Directions for this task: Go through the data below. Pull out every line that has the word "Probability".

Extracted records
- - - - - - -
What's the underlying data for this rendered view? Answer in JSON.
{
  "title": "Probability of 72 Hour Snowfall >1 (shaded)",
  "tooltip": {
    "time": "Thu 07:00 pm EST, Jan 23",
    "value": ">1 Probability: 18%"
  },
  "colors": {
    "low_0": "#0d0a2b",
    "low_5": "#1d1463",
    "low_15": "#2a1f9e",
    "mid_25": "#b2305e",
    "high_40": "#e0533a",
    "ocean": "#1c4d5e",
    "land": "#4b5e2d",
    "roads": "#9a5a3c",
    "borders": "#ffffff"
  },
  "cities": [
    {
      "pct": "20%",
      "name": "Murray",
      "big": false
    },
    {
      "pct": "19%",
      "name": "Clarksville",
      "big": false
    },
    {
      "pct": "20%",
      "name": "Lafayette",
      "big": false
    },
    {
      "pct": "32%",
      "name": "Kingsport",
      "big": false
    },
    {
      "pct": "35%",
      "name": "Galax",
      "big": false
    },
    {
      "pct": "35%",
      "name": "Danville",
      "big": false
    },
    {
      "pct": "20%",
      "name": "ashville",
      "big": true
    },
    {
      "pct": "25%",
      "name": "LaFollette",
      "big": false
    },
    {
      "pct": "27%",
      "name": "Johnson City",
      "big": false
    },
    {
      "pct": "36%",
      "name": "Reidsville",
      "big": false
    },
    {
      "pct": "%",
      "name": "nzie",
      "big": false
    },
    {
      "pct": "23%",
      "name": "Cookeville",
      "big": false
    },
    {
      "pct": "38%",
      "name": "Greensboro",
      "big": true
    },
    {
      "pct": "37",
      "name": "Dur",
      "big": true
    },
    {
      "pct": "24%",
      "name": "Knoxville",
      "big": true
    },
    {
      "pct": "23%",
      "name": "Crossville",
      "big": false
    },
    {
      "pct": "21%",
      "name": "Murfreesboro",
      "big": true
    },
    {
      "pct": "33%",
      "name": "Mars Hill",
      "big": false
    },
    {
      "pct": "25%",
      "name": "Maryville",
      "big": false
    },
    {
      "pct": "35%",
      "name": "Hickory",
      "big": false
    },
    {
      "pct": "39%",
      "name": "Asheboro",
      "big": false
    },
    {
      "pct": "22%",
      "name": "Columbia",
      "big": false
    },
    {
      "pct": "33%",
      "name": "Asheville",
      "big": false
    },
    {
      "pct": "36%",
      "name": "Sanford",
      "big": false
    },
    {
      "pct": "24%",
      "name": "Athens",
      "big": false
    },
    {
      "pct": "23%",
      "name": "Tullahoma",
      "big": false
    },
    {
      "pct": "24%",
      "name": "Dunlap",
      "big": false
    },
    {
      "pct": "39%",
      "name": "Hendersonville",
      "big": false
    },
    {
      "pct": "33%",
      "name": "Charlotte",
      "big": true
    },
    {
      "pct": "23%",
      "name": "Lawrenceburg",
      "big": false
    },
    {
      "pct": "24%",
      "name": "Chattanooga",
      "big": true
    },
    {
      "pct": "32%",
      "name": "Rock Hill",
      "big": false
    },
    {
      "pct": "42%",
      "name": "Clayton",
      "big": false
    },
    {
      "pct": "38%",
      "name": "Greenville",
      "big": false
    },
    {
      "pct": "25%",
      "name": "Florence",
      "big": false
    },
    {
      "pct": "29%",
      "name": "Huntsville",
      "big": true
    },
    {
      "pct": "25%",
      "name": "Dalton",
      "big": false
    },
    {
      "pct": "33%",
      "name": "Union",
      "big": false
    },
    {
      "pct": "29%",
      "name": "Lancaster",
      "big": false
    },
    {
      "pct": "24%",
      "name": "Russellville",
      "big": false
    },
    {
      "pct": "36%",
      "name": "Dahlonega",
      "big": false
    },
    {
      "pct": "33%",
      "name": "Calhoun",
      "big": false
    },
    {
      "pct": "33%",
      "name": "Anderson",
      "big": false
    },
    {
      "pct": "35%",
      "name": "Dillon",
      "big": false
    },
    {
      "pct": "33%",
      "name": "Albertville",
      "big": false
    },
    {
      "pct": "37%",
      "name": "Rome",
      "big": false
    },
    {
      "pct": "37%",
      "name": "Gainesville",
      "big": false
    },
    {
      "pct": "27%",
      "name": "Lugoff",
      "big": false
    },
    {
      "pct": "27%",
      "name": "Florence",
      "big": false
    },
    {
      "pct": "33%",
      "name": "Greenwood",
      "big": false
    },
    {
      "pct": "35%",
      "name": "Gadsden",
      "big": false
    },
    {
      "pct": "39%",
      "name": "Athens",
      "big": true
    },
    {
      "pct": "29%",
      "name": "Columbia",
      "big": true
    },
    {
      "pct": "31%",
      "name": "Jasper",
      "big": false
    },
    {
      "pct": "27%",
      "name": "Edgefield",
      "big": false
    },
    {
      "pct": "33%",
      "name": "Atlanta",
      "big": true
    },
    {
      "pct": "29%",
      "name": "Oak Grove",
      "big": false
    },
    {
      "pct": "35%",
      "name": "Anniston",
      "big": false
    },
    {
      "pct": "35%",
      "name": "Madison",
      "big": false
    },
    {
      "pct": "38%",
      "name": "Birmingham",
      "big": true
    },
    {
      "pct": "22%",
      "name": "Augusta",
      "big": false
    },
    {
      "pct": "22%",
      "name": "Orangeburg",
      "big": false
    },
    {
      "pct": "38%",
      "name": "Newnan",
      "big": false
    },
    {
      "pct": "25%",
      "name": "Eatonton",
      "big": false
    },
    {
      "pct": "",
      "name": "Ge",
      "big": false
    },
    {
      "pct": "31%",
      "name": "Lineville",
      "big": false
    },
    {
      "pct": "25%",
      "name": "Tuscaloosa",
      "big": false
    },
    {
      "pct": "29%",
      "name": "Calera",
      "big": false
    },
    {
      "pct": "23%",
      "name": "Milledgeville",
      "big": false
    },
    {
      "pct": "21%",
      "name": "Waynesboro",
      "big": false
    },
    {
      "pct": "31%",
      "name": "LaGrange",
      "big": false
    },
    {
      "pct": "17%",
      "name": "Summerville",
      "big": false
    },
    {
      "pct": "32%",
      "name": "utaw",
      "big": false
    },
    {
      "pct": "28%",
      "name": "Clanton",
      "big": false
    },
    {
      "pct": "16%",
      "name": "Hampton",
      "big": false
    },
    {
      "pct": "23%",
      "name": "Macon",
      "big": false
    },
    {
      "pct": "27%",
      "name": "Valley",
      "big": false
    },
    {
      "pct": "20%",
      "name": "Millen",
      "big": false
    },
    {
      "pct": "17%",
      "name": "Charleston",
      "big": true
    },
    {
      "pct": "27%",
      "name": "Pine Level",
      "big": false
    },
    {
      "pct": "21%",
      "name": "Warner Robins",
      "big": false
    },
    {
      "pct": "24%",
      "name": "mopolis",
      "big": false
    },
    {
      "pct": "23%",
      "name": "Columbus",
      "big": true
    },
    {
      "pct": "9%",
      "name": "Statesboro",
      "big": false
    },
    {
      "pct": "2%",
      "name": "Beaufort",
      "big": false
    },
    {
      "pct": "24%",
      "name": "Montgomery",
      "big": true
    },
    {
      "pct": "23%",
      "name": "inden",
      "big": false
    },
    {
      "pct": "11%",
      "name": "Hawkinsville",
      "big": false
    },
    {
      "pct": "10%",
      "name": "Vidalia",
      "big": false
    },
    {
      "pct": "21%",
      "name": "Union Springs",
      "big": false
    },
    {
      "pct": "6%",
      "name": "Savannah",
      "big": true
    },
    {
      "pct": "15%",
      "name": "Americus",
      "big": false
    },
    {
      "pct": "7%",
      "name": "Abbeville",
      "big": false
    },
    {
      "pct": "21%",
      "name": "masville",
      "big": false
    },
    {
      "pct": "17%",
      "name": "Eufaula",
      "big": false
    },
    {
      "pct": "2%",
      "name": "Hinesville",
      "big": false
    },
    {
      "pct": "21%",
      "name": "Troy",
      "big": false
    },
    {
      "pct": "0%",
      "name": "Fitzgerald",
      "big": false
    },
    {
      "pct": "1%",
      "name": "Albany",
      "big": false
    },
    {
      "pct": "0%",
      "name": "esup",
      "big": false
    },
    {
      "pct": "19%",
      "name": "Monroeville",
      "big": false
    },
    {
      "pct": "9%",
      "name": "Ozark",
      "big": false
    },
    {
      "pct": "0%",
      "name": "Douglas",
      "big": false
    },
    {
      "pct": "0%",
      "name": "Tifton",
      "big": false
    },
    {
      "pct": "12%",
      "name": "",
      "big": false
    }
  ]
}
- - - - - - -
Final answer:
  "title": "Probability of 72 Hour Snowfall >1 (shaded)",
    "value": ">1 Probability: 18%"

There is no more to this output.